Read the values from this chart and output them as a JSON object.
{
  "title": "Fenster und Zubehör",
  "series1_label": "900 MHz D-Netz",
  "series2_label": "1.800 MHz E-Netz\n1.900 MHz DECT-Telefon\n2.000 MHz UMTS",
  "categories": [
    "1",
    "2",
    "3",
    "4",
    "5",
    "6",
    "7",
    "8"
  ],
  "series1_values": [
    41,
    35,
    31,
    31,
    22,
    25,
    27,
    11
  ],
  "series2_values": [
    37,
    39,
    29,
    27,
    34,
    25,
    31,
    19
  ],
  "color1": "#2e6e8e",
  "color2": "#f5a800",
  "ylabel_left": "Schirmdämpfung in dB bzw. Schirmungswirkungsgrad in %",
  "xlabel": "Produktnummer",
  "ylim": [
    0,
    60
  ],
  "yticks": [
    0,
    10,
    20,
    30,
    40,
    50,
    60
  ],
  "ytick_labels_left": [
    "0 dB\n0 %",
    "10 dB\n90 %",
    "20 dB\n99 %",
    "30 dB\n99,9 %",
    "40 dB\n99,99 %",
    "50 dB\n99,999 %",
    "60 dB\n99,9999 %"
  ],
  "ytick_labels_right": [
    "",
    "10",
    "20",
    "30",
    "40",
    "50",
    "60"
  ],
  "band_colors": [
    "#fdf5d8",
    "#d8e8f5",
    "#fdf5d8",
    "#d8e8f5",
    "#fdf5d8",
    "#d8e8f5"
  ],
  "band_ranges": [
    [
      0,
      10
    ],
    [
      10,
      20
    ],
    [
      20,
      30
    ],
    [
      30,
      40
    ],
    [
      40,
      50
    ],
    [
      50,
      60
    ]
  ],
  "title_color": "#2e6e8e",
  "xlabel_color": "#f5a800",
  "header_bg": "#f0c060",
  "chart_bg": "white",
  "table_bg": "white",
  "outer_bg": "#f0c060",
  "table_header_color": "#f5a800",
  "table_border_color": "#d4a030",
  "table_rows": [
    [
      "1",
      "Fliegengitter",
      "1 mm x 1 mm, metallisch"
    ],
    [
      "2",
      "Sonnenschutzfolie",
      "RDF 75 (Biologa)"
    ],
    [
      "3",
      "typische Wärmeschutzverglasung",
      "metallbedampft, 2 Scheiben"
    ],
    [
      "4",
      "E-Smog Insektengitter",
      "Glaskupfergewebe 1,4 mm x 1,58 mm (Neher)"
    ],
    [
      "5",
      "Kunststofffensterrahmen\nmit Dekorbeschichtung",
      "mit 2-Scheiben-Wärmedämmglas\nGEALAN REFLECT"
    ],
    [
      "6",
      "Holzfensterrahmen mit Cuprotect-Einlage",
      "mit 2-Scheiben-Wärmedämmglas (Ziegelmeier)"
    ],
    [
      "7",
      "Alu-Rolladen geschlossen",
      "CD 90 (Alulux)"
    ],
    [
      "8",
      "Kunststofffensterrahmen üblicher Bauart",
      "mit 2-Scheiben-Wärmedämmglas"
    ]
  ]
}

What you have to do>
Select and copy every line of the listing with the word "Wärmedämmglas".

Solution to this task>
      "mit 2-Scheiben-Wärmedämmglas\nGEALAN REFLECT"
      "mit 2-Scheiben-Wärmedämmglas (Ziegelmeier)"
      "mit 2-Scheiben-Wärmedämmglas"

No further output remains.